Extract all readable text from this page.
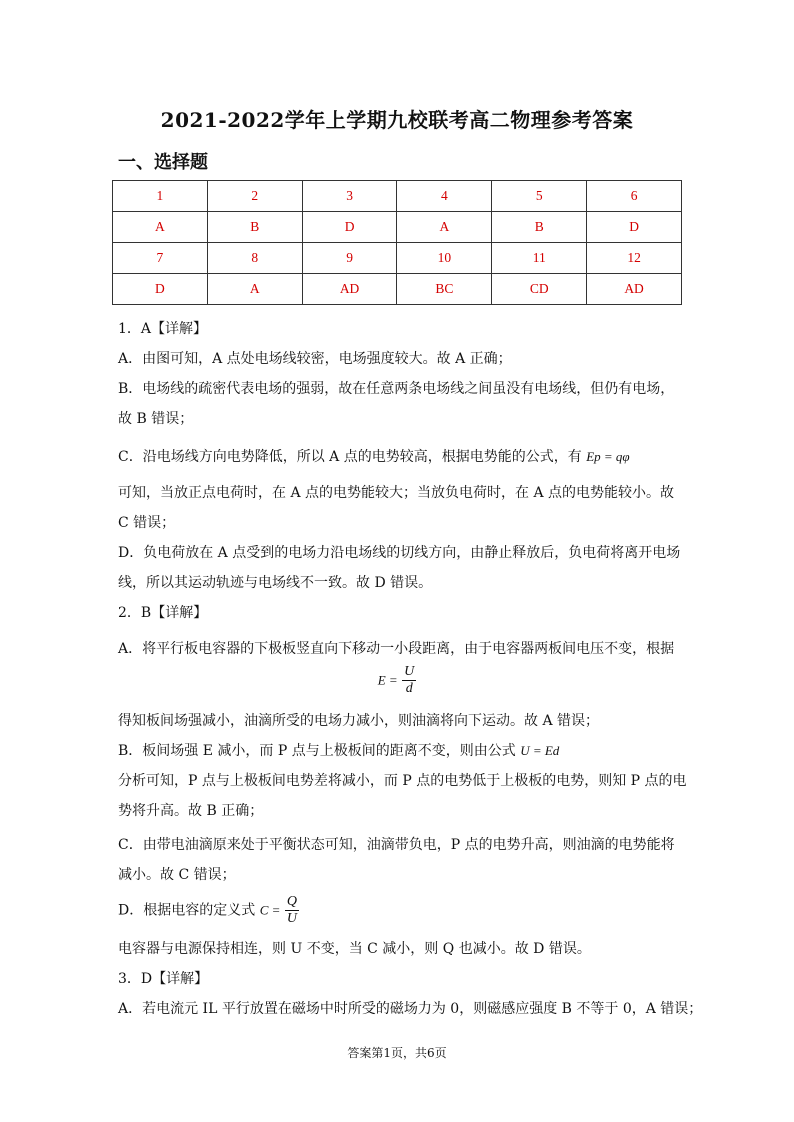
2021-2022学年上学期九校联考高二物理参考答案
一、选择题
1	2	3	4	5	6
A	B	D	A	B	D
7	8	9	10	11	12
D	A	AD	BC	CD	AD
1．A【详解】
A．由图可知，A 点处电场线较密，电场强度较大。故 A 正确；
B．电场线的疏密代表电场的强弱，故在任意两条电场线之间虽没有电场线，但仍有电场，
故 B 错误；
C．沿电场线方向电势降低，所以 A 点的电势较高，根据电势能的公式，有 Ep = qφ
可知，当放正点电荷时，在 A 点的电势能较大；当放负电荷时，在 A 点的电势能较小。故
C 错误；
D．负电荷放在 A 点受到的电场力沿电场线的切线方向，由静止释放后，负电荷将离开电场
线，所以其运动轨迹与电场线不一致。故 D 错误。
2．B【详解】
A．将平行板电容器的下极板竖直向下移动一小段距离，由于电容器两板间电压不变，根据
$E = \frac{U}{d}$
得知板间场强减小，油滴所受的电场力减小，则油滴将向下运动。故 A 错误；
B．板间场强 E 减小，而 P 点与上极板间的距离不变，则由公式 U = Ed
分析可知，P 点与上极板间电势差将减小，而 P 点的电势低于上极板的电势，则知 P 点的电
势将升高。故 B 正确；
C．由带电油滴原来处于平衡状态可知，油滴带负电，P 点的电势升高，则油滴的电势能将
减小。故 C 错误；
D．根据电容的定义式 $C = \frac{Q}{U}$
电容器与电源保持相连，则 U 不变，当 C 减小，则 Q 也减小。故 D 错误。
3．D【详解】
A．若电流元 IL 平行放置在磁场中时所受的磁场力为 0，则磁感应强度 B 不等于 0，A 错误；
答案第1页，共6页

■ ■ ■

Copy the listing in full and without alteration, omitting every picture.

Extract all readable text from this page.
2021-2022学年上学期九校联考高二物理参考答案
一、选择题
1	2	3	4	5	6
A	B	D	A	B	D
7	8	9	10	11	12
D	A	AD	BC	CD	AD
1．A【详解】
A．由图可知，A 点处电场线较密，电场强度较大。故 A 正确；
B．电场线的疏密代表电场的强弱，故在任意两条电场线之间虽没有电场线，但仍有电场，
故 B 错误；
C．沿电场线方向电势降低，所以 A 点的电势较高，根据电势能的公式，有 Ep = qφ
可知，当放正点电荷时，在 A 点的电势能较大；当放负电荷时，在 A 点的电势能较小。故
C 错误；
D．负电荷放在 A 点受到的电场力沿电场线的切线方向，由静止释放后，负电荷将离开电场
线，所以其运动轨迹与电场线不一致。故 D 错误。
2．B【详解】
A．将平行板电容器的下极板竖直向下移动一小段距离，由于电容器两板间电压不变，根据
$E = \frac{U}{d}$
得知板间场强减小，油滴所受的电场力减小，则油滴将向下运动。故 A 错误；
B．板间场强 E 减小，而 P 点与上极板间的距离不变，则由公式 U = Ed
分析可知，P 点与上极板间电势差将减小，而 P 点的电势低于上极板的电势，则知 P 点的电
势将升高。故 B 正确；
C．由带电油滴原来处于平衡状态可知，油滴带负电，P 点的电势升高，则油滴的电势能将
减小。故 C 错误；
D．根据电容的定义式 $C = \frac{Q}{U}$
电容器与电源保持相连，则 U 不变，当 C 减小，则 Q 也减小。故 D 错误。
3．D【详解】
A．若电流元 IL 平行放置在磁场中时所受的磁场力为 0，则磁感应强度 B 不等于 0，A 错误；
答案第1页，共6页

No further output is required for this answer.